[START]

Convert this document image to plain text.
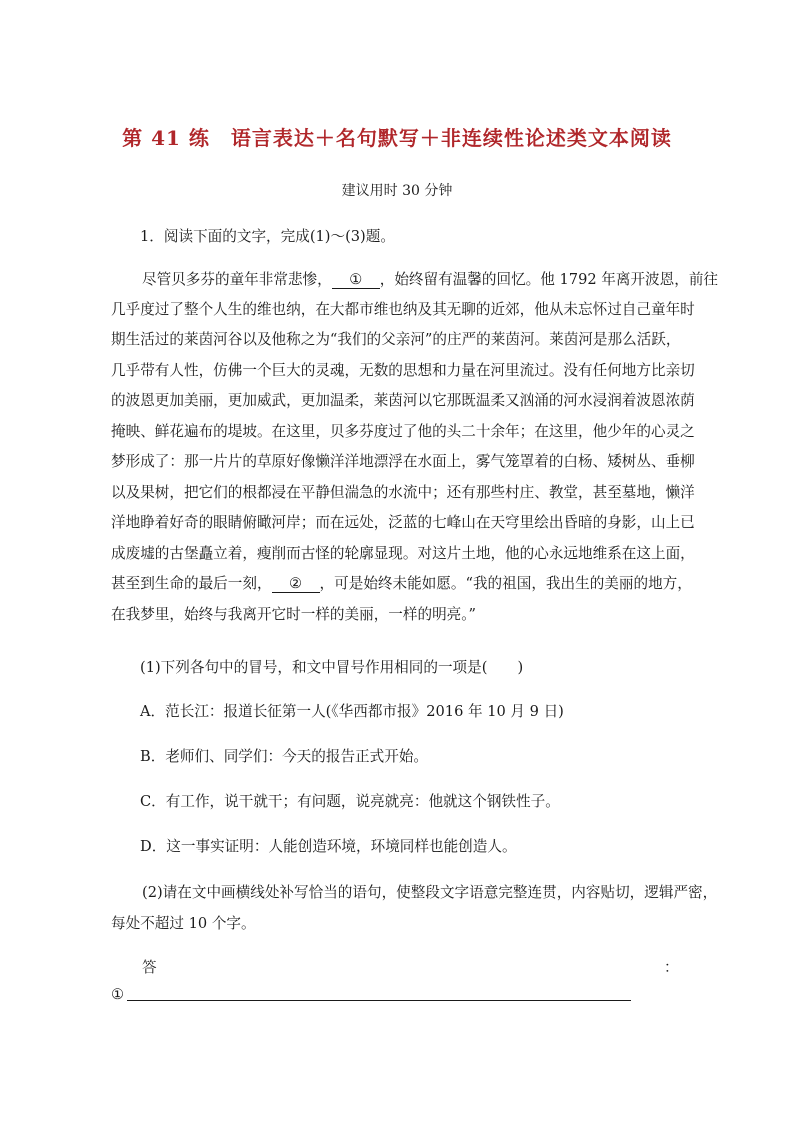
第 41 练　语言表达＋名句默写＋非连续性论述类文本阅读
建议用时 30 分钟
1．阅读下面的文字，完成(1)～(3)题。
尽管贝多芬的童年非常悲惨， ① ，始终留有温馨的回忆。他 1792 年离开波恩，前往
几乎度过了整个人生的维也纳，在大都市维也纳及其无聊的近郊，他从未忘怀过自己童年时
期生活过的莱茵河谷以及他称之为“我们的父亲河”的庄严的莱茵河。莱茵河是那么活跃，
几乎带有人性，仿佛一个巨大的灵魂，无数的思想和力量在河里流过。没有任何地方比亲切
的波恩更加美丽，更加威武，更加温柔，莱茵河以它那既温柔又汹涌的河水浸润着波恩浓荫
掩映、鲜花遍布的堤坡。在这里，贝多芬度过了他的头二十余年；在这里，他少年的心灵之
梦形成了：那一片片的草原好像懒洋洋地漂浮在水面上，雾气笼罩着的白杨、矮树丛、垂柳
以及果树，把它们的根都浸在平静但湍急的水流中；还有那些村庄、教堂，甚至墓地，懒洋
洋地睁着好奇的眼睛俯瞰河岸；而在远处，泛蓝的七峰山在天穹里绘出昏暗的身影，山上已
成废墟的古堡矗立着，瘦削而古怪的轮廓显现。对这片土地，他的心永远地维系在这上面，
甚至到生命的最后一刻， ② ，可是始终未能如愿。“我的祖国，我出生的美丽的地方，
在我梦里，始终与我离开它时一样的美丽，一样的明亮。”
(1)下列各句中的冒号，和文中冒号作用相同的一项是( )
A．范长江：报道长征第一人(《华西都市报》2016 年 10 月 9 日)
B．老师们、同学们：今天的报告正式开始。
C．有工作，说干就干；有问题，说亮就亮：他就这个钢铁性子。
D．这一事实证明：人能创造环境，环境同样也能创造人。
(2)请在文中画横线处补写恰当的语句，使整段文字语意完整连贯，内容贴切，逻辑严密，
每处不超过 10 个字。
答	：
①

[END]

PROBLEM TO SOLVE
Print the whole listing above once more, word for word, without its pictures.

EXPECTED ANSWER
Convert this document image to plain text.
第 41 练　语言表达＋名句默写＋非连续性论述类文本阅读
建议用时 30 分钟
1．阅读下面的文字，完成(1)～(3)题。
尽管贝多芬的童年非常悲惨， ① ，始终留有温馨的回忆。他 1792 年离开波恩，前往
几乎度过了整个人生的维也纳，在大都市维也纳及其无聊的近郊，他从未忘怀过自己童年时
期生活过的莱茵河谷以及他称之为“我们的父亲河”的庄严的莱茵河。莱茵河是那么活跃，
几乎带有人性，仿佛一个巨大的灵魂，无数的思想和力量在河里流过。没有任何地方比亲切
的波恩更加美丽，更加威武，更加温柔，莱茵河以它那既温柔又汹涌的河水浸润着波恩浓荫
掩映、鲜花遍布的堤坡。在这里，贝多芬度过了他的头二十余年；在这里，他少年的心灵之
梦形成了：那一片片的草原好像懒洋洋地漂浮在水面上，雾气笼罩着的白杨、矮树丛、垂柳
以及果树，把它们的根都浸在平静但湍急的水流中；还有那些村庄、教堂，甚至墓地，懒洋
洋地睁着好奇的眼睛俯瞰河岸；而在远处，泛蓝的七峰山在天穹里绘出昏暗的身影，山上已
成废墟的古堡矗立着，瘦削而古怪的轮廓显现。对这片土地，他的心永远地维系在这上面，
甚至到生命的最后一刻， ② ，可是始终未能如愿。“我的祖国，我出生的美丽的地方，
在我梦里，始终与我离开它时一样的美丽，一样的明亮。”
(1)下列各句中的冒号，和文中冒号作用相同的一项是( )
A．范长江：报道长征第一人(《华西都市报》2016 年 10 月 9 日)
B．老师们、同学们：今天的报告正式开始。
C．有工作，说干就干；有问题，说亮就亮：他就这个钢铁性子。
D．这一事实证明：人能创造环境，环境同样也能创造人。
(2)请在文中画横线处补写恰当的语句，使整段文字语意完整连贯，内容贴切，逻辑严密，
每处不超过 10 个字。
答	：
①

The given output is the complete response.